Extracted entries:

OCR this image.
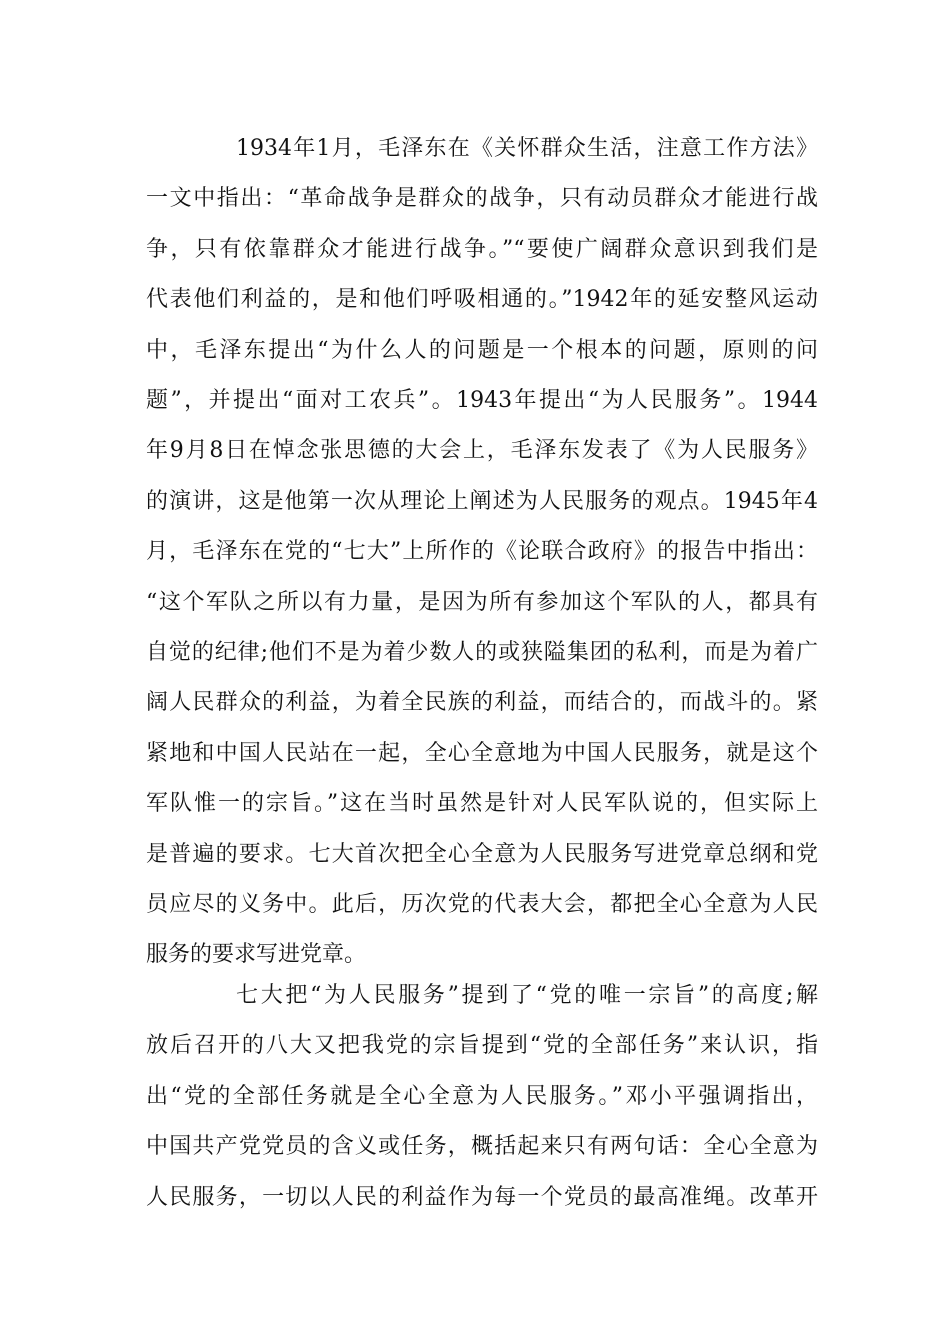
1934年1月，毛泽东在《关怀群众生活，注意工作方法》
一文中指出：“革命战争是群众的战争，只有动员群众才能进行战
争，只有依靠群众才能进行战争。”“要使广阔群众意识到我们是
代表他们利益的，是和他们呼吸相通的。”1942年的延安整风运动
中，毛泽东提出“为什么人的问题是一个根本的问题，原则的问
题”，并提出“面对工农兵”。1943年提出“为人民服务”。1944
年9月8日在悼念张思德的大会上，毛泽东发表了《为人民服务》
的演讲，这是他第一次从理论上阐述为人民服务的观点。1945年4
月，毛泽东在党的“七大”上所作的《论联合政府》的报告中指出：
“这个军队之所以有力量，是因为所有参加这个军队的人，都具有
自觉的纪律;他们不是为着少数人的或狭隘集团的私利，而是为着广
阔人民群众的利益，为着全民族的利益，而结合的，而战斗的。紧
紧地和中国人民站在一起，全心全意地为中国人民服务，就是这个
军队惟一的宗旨。”这在当时虽然是针对人民军队说的，但实际上
是普遍的要求。七大首次把全心全意为人民服务写进党章总纲和党
员应尽的义务中。此后，历次党的代表大会，都把全心全意为人民
服务的要求写进党章。
七大把“为人民服务”提到了“党的唯一宗旨”的高度;解
放后召开的八大又把我党的宗旨提到“党的全部任务”来认识，指
出“党的全部任务就是全心全意为人民服务。”邓小平强调指出，
中国共产党党员的含义或任务，概括起来只有两句话：全心全意为
人民服务，一切以人民的利益作为每一个党员的最高准绳。改革开
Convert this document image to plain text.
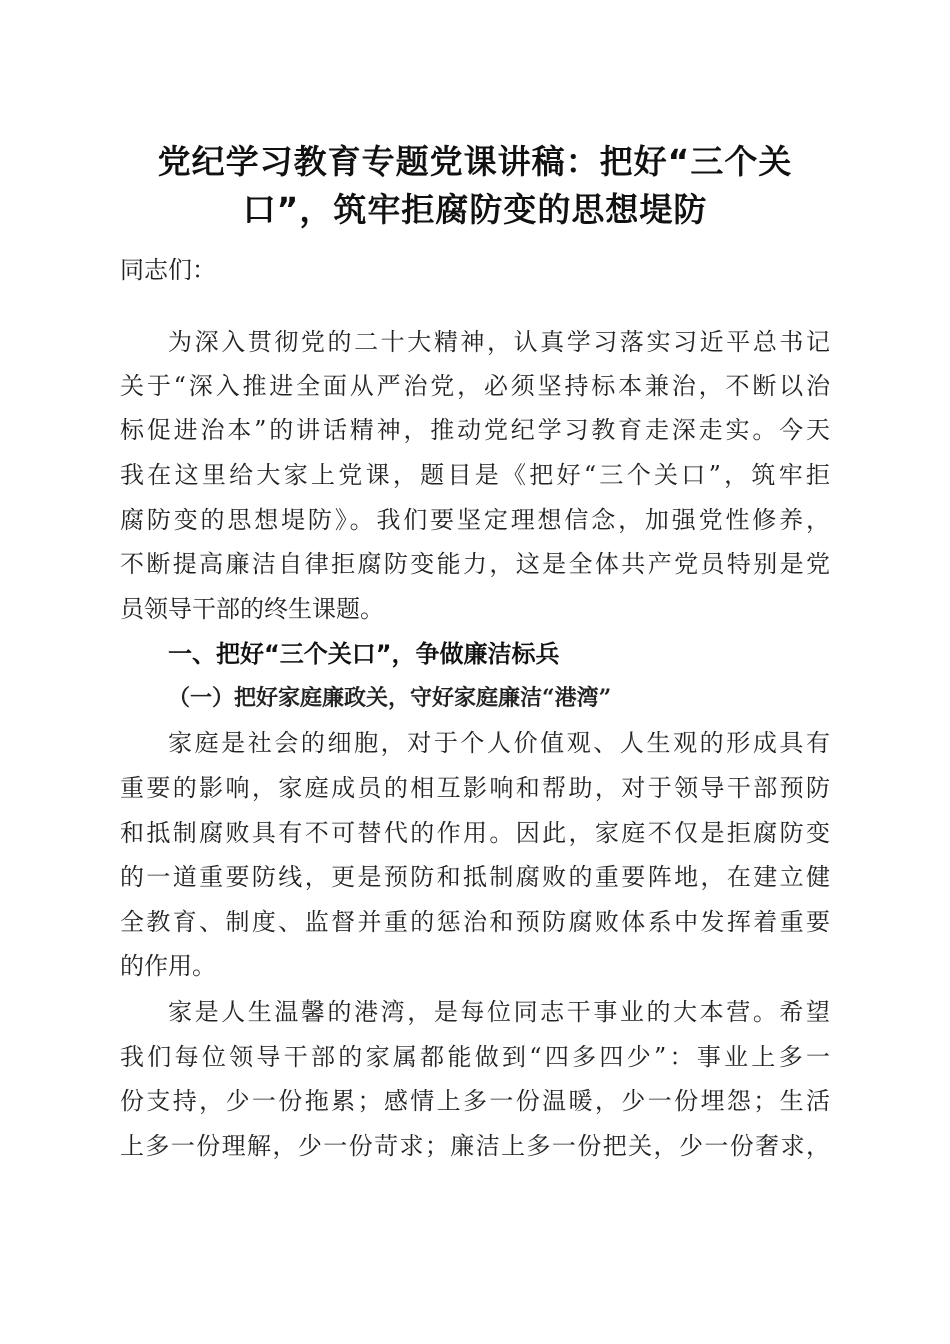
党纪学习教育专题党课讲稿：把好“三个关
口”，筑牢拒腐防变的思想堤防
同志们：
为深入贯彻党的二十大精神，认真学习落实习近平总书记
关于“深入推进全面从严治党，必须坚持标本兼治，不断以治
标促进治本”的讲话精神，推动党纪学习教育走深走实。今天
我在这里给大家上党课，题目是《把好“三个关口”，筑牢拒
腐防变的思想堤防》。我们要坚定理想信念，加强党性修养，
不断提高廉洁自律拒腐防变能力，这是全体共产党员特别是党
员领导干部的终生课题。
一、把好“三个关口”，争做廉洁标兵
（一）把好家庭廉政关，守好家庭廉洁“港湾”
家庭是社会的细胞，对于个人价值观、人生观的形成具有
重要的影响，家庭成员的相互影响和帮助，对于领导干部预防
和抵制腐败具有不可替代的作用。因此，家庭不仅是拒腐防变
的一道重要防线，更是预防和抵制腐败的重要阵地，在建立健
全教育、制度、监督并重的惩治和预防腐败体系中发挥着重要
的作用。
家是人生温馨的港湾，是每位同志干事业的大本营。希望
我们每位领导干部的家属都能做到“四多四少”：事业上多一
份支持，少一份拖累；感情上多一份温暖，少一份埋怨；生活
上多一份理解，少一份苛求；廉洁上多一份把关，少一份奢求，
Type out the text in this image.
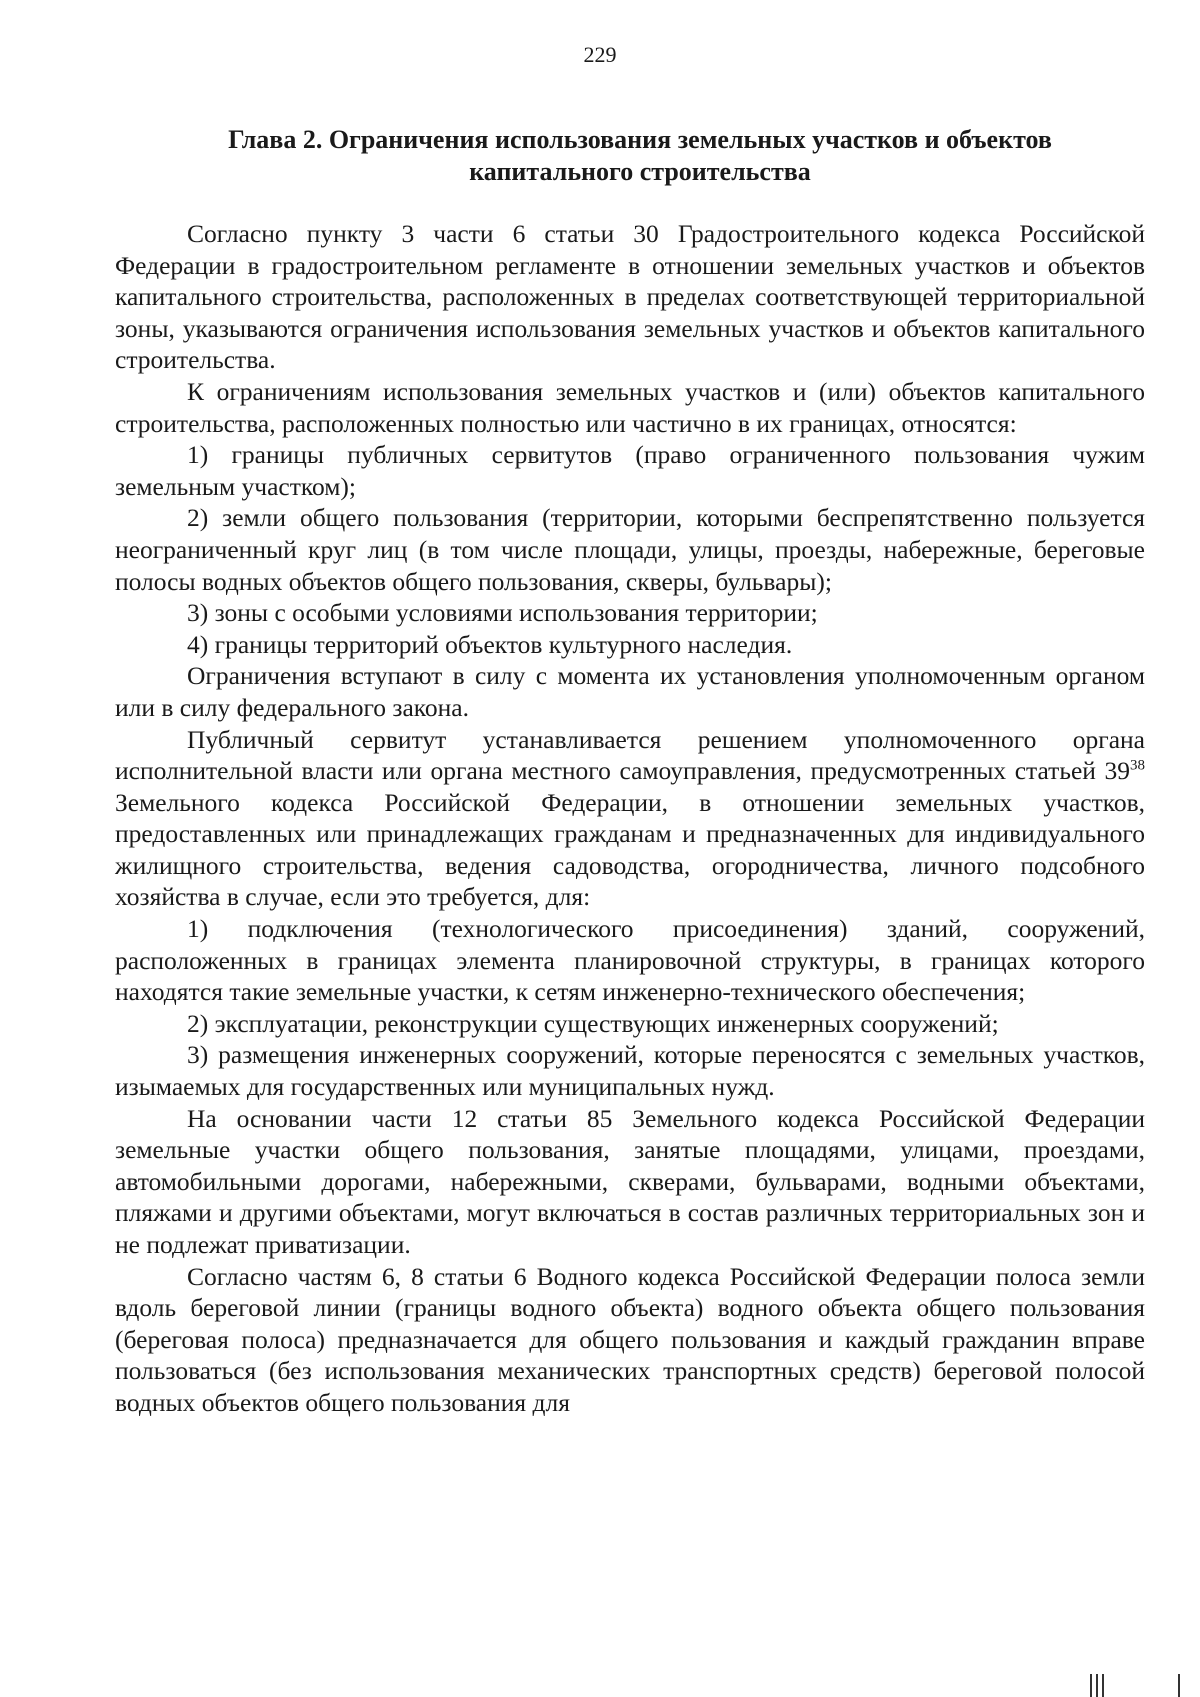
229
Глава 2. Ограничения использования земельных участков и объектов капитального строительства

Согласно пункту 3 части 6 статьи 30 Градостроительного кодекса Российской Федерации в градостроительном регламенте в отношении земельных участков и объектов капитального строительства, расположенных в пределах соответствующей территориальной зоны, указываются ограничения использования земельных участков и объектов капитального строительства.

К ограничениям использования земельных участков и (или) объектов капитального строительства, расположенных полностью или частично в их границах, относятся:

1) границы публичных сервитутов (право ограниченного пользования чужим земельным участком);

2) земли общего пользования (территории, которыми беспрепятственно пользуется неограниченный круг лиц (в том числе площади, улицы, проезды, набережные, береговые полосы водных объектов общего пользования, скверы, бульвары);

3) зоны с особыми условиями использования территории;

4) границы территорий объектов культурного наследия.

Ограничения вступают в силу с момента их установления уполномоченным органом или в силу федерального закона.

Публичный сервитут устанавливается решением уполномоченного органа исполнительной власти или органа местного самоуправления, предусмотренных статьей $39^{38}$ Земельного кодекса Российской Федерации, в отношении земельных участков, предоставленных или принадлежащих гражданам и предназначенных для индивидуального жилищного строительства, ведения садоводства, огородничества, личного подсобного хозяйства в случае, если это требуется, для:

1) подключения (технологического присоединения) зданий, сооружений, расположенных в границах элемента планировочной структуры, в границах которого находятся такие земельные участки, к сетям инженерно-технического обеспечения;

2) эксплуатации, реконструкции существующих инженерных сооружений;

3) размещения инженерных сооружений, которые переносятся с земельных участков, изымаемых для государственных или муниципальных нужд.

На основании части 12 статьи 85 Земельного кодекса Российской Федерации земельные участки общего пользования, занятые площадями, улицами, проездами, автомобильными дорогами, набережными, скверами, бульварами, водными объектами, пляжами и другими объектами, могут включаться в состав различных территориальных зон и не подлежат приватизации.

Согласно частям 6, 8 статьи 6 Водного кодекса Российской Федерации полоса земли вдоль береговой линии (границы водного объекта) водного объекта общего пользования (береговая полоса) предназначается для общего пользования и каждый гражданин вправе пользоваться (без использования механических транспортных средств) береговой полосой водных объектов общего пользования для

The request:
Every entry above should be duplicated exactly. Do not include the images.

Exercise output:
OCR this image.
1934年1月，毛泽东在《关怀群众生活，注意工作方法》
一文中指出：“革命战争是群众的战争，只有动员群众才能进行战
争，只有依靠群众才能进行战争。”“要使广阔群众意识到我们是
代表他们利益的，是和他们呼吸相通的。”1942年的延安整风运动
中，毛泽东提出“为什么人的问题是一个根本的问题，原则的问
题”，并提出“面对工农兵”。1943年提出“为人民服务”。1944
年9月8日在悼念张思德的大会上，毛泽东发表了《为人民服务》
的演讲，这是他第一次从理论上阐述为人民服务的观点。1945年4
月，毛泽东在党的“七大”上所作的《论联合政府》的报告中指出：
“这个军队之所以有力量，是因为所有参加这个军队的人，都具有
自觉的纪律;他们不是为着少数人的或狭隘集团的私利，而是为着广
阔人民群众的利益，为着全民族的利益，而结合的，而战斗的。紧
紧地和中国人民站在一起，全心全意地为中国人民服务，就是这个
军队惟一的宗旨。”这在当时虽然是针对人民军队说的，但实际上
是普遍的要求。七大首次把全心全意为人民服务写进党章总纲和党
员应尽的义务中。此后，历次党的代表大会，都把全心全意为人民
服务的要求写进党章。
七大把“为人民服务”提到了“党的唯一宗旨”的高度;解
放后召开的八大又把我党的宗旨提到“党的全部任务”来认识，指
出“党的全部任务就是全心全意为人民服务。”邓小平强调指出，
中国共产党党员的含义或任务，概括起来只有两句话：全心全意为
人民服务，一切以人民的利益作为每一个党员的最高准绳。改革开
Convert this document image to plain text.
党纪学习教育专题党课讲稿：把好“三个关
口”，筑牢拒腐防变的思想堤防
同志们：
为深入贯彻党的二十大精神，认真学习落实习近平总书记
关于“深入推进全面从严治党，必须坚持标本兼治，不断以治
标促进治本”的讲话精神，推动党纪学习教育走深走实。今天
我在这里给大家上党课，题目是《把好“三个关口”，筑牢拒
腐防变的思想堤防》。我们要坚定理想信念，加强党性修养，
不断提高廉洁自律拒腐防变能力，这是全体共产党员特别是党
员领导干部的终生课题。
一、把好“三个关口”，争做廉洁标兵
（一）把好家庭廉政关，守好家庭廉洁“港湾”
家庭是社会的细胞，对于个人价值观、人生观的形成具有
重要的影响，家庭成员的相互影响和帮助，对于领导干部预防
和抵制腐败具有不可替代的作用。因此，家庭不仅是拒腐防变
的一道重要防线，更是预防和抵制腐败的重要阵地，在建立健
全教育、制度、监督并重的惩治和预防腐败体系中发挥着重要
的作用。
家是人生温馨的港湾，是每位同志干事业的大本营。希望
我们每位领导干部的家属都能做到“四多四少”：事业上多一
份支持，少一份拖累；感情上多一份温暖，少一份埋怨；生活
上多一份理解，少一份苛求；廉洁上多一份把关，少一份奢求，
Type out the text in this image.
229
Глава 2. Ограничения использования земельных участков и объектов капитального строительства

Согласно пункту 3 части 6 статьи 30 Градостроительного кодекса Российской Федерации в градостроительном регламенте в отношении земельных участков и объектов капитального строительства, расположенных в пределах соответствующей территориальной зоны, указываются ограничения использования земельных участков и объектов капитального строительства.

К ограничениям использования земельных участков и (или) объектов капитального строительства, расположенных полностью или частично в их границах, относятся:

1) границы публичных сервитутов (право ограниченного пользования чужим земельным участком);

2) земли общего пользования (территории, которыми беспрепятственно пользуется неограниченный круг лиц (в том числе площади, улицы, проезды, набережные, береговые полосы водных объектов общего пользования, скверы, бульвары);

3) зоны с особыми условиями использования территории;

4) границы территорий объектов культурного наследия.

Ограничения вступают в силу с момента их установления уполномоченным органом или в силу федерального закона.

Публичный сервитут устанавливается решением уполномоченного органа исполнительной власти или органа местного самоуправления, предусмотренных статьей $39^{38}$ Земельного кодекса Российской Федерации, в отношении земельных участков, предоставленных или принадлежащих гражданам и предназначенных для индивидуального жилищного строительства, ведения садоводства, огородничества, личного подсобного хозяйства в случае, если это требуется, для:

1) подключения (технологического присоединения) зданий, сооружений, расположенных в границах элемента планировочной структуры, в границах которого находятся такие земельные участки, к сетям инженерно-технического обеспечения;

2) эксплуатации, реконструкции существующих инженерных сооружений;

3) размещения инженерных сооружений, которые переносятся с земельных участков, изымаемых для государственных или муниципальных нужд.

На основании части 12 статьи 85 Земельного кодекса Российской Федерации земельные участки общего пользования, занятые площадями, улицами, проездами, автомобильными дорогами, набережными, скверами, бульварами, водными объектами, пляжами и другими объектами, могут включаться в состав различных территориальных зон и не подлежат приватизации.

Согласно частям 6, 8 статьи 6 Водного кодекса Российской Федерации полоса земли вдоль береговой линии (границы водного объекта) водного объекта общего пользования (береговая полоса) предназначается для общего пользования и каждый гражданин вправе пользоваться (без использования механических транспортных средств) береговой полосой водных объектов общего пользования для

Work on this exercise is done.